Select all lines with the string "angle" in them, and copy those lines.

## START Input

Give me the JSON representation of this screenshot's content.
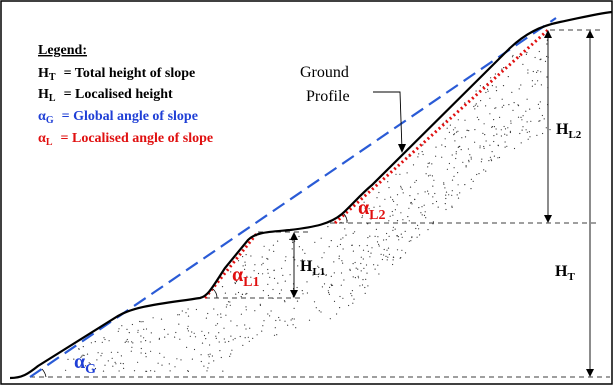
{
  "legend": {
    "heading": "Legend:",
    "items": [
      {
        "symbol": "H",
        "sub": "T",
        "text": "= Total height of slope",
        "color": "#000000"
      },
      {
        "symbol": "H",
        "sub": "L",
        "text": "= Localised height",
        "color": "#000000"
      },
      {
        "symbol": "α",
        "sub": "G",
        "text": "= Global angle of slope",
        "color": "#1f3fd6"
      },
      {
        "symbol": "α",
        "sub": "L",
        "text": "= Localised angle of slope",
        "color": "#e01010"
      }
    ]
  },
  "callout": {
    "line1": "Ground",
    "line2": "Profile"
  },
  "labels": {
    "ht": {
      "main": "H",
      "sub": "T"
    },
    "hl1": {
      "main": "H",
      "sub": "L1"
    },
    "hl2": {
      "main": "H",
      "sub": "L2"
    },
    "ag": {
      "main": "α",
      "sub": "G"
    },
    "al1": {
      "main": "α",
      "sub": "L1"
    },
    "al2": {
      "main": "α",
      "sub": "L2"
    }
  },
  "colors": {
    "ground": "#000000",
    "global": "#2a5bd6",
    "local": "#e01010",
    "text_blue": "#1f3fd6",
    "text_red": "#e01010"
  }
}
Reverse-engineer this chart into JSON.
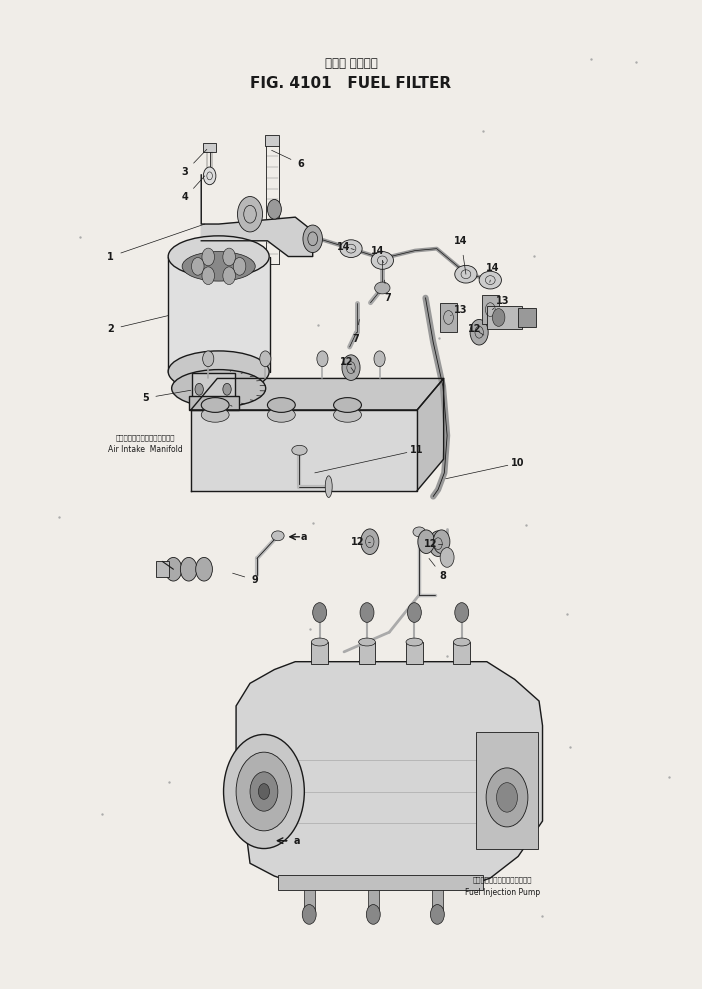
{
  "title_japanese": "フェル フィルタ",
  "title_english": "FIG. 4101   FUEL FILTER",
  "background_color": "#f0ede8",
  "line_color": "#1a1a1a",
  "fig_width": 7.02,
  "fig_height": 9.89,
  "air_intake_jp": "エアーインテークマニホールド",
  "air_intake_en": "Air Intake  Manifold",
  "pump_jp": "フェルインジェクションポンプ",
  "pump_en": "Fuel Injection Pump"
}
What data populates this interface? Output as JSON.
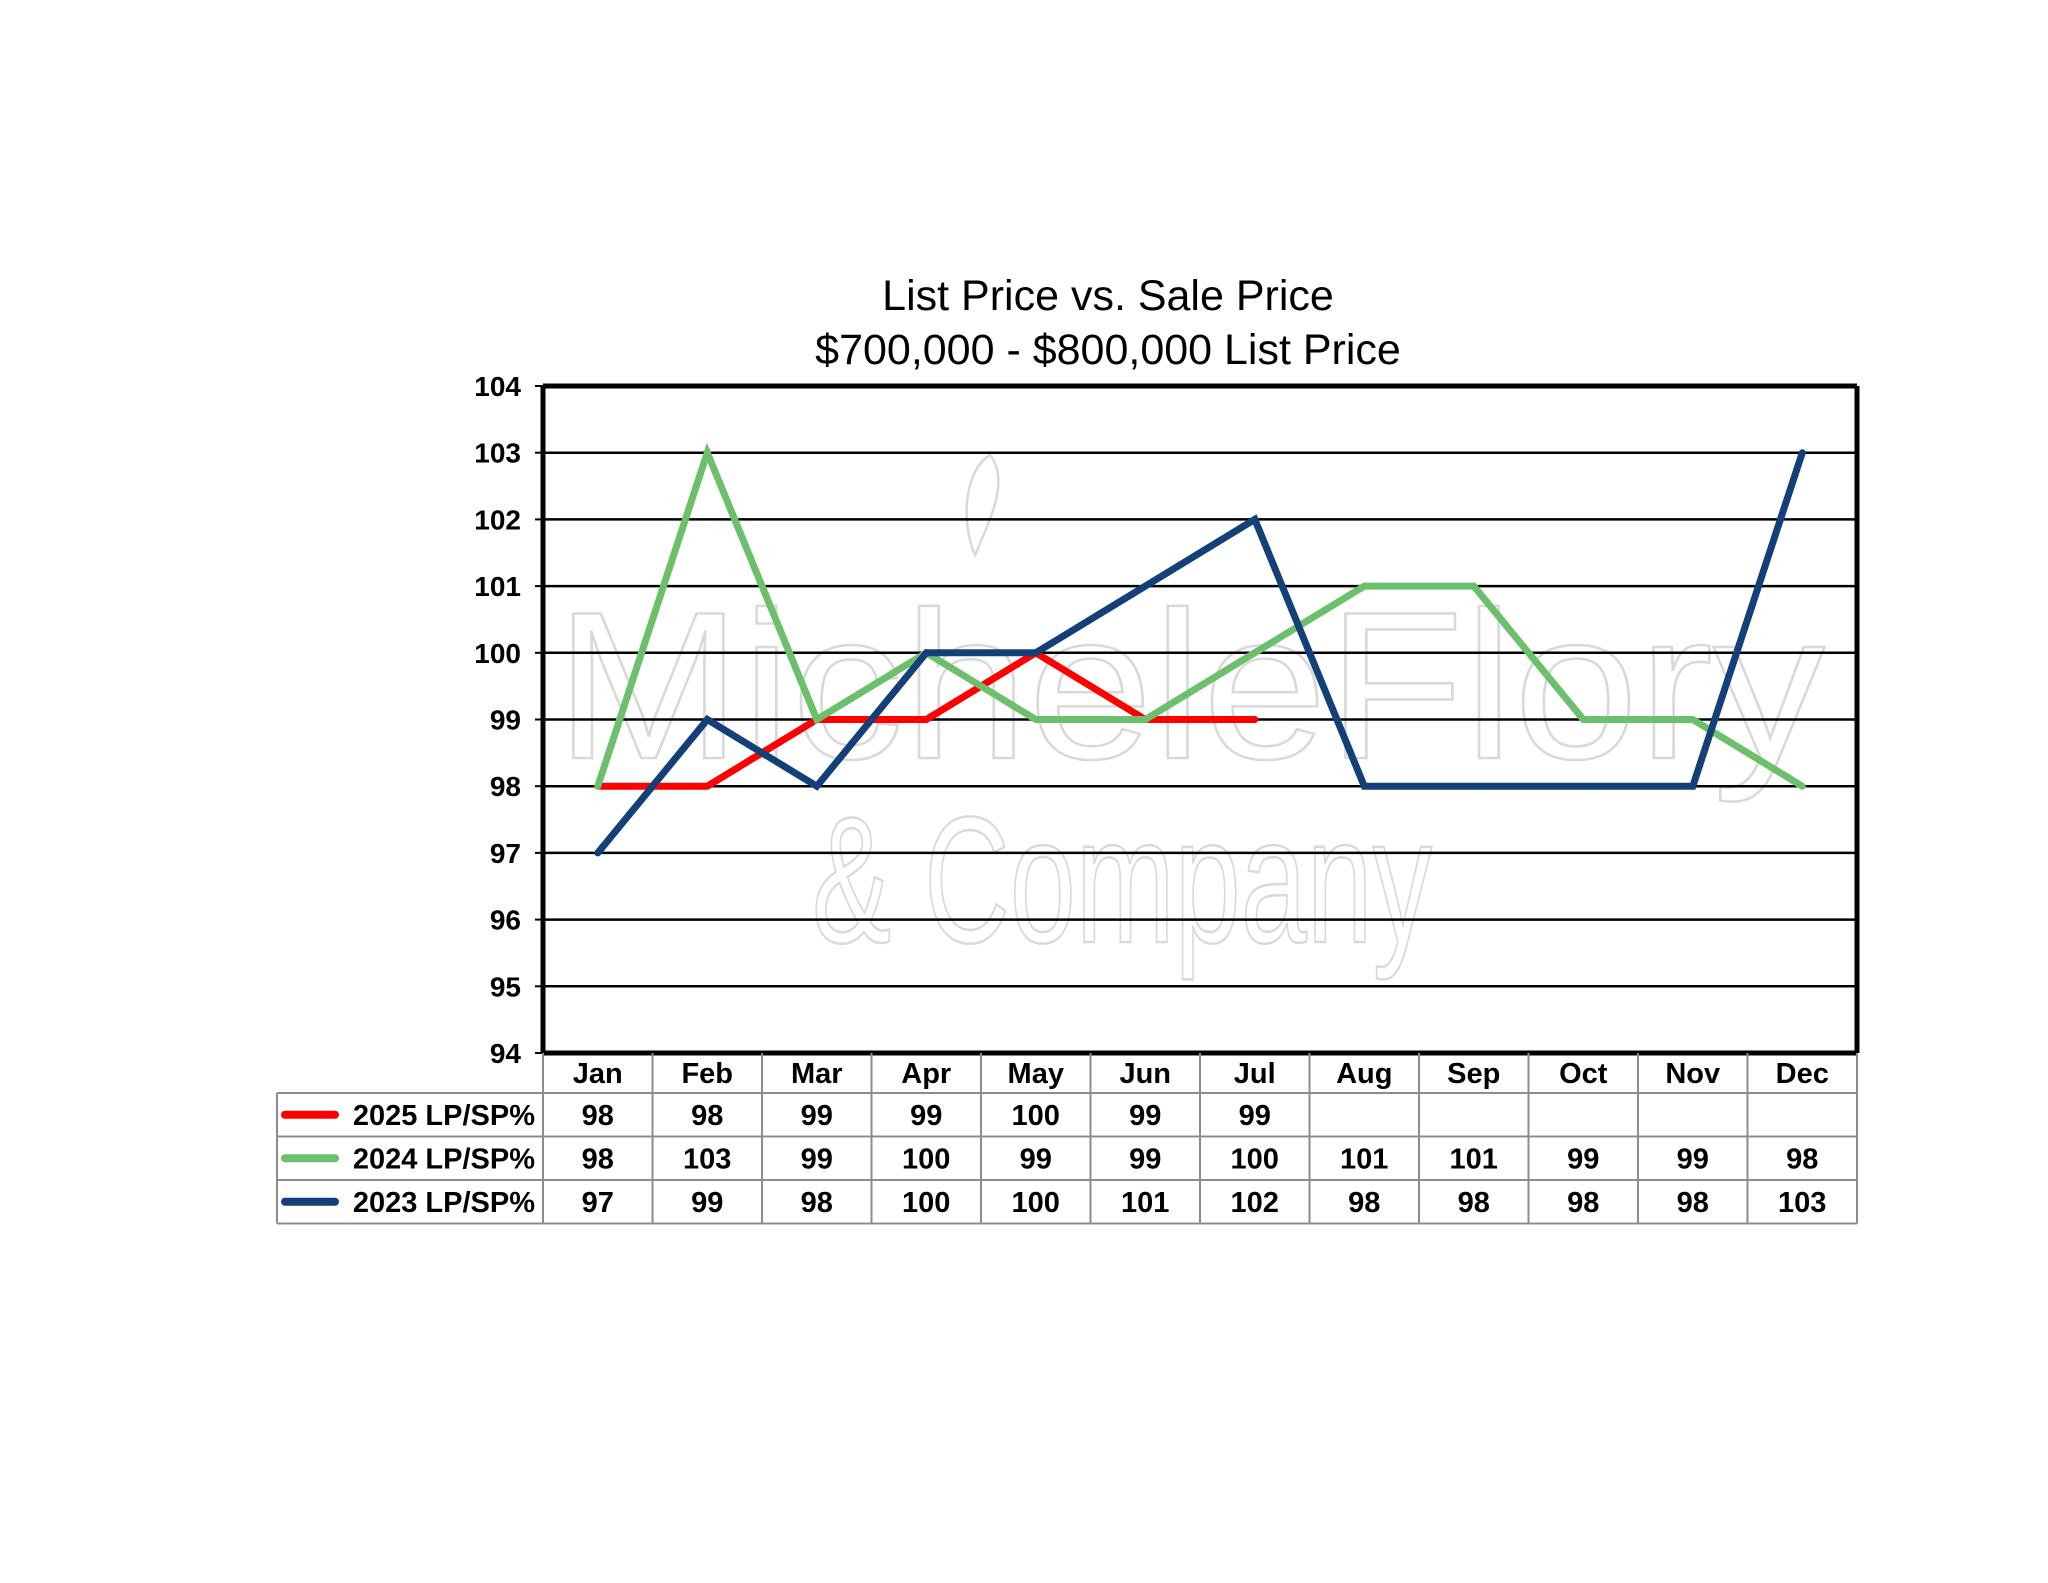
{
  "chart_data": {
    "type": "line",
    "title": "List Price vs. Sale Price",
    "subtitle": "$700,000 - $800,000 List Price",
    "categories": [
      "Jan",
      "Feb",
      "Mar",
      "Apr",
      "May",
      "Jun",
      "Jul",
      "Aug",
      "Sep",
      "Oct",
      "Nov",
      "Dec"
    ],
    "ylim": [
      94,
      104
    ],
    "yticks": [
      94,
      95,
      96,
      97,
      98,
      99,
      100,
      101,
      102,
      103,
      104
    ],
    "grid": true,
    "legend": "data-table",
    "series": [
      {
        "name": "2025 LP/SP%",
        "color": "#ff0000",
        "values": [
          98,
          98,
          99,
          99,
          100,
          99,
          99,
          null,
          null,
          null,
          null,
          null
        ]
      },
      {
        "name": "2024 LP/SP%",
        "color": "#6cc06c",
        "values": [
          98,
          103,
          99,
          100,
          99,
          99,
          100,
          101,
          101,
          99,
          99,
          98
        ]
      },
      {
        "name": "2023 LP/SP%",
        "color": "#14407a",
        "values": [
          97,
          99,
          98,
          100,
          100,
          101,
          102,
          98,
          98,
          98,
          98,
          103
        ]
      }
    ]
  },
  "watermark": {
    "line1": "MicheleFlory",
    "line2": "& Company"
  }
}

## END Input

Reply |
        "text": "= Global angle of slope",
        "text": "= Localised angle of slope",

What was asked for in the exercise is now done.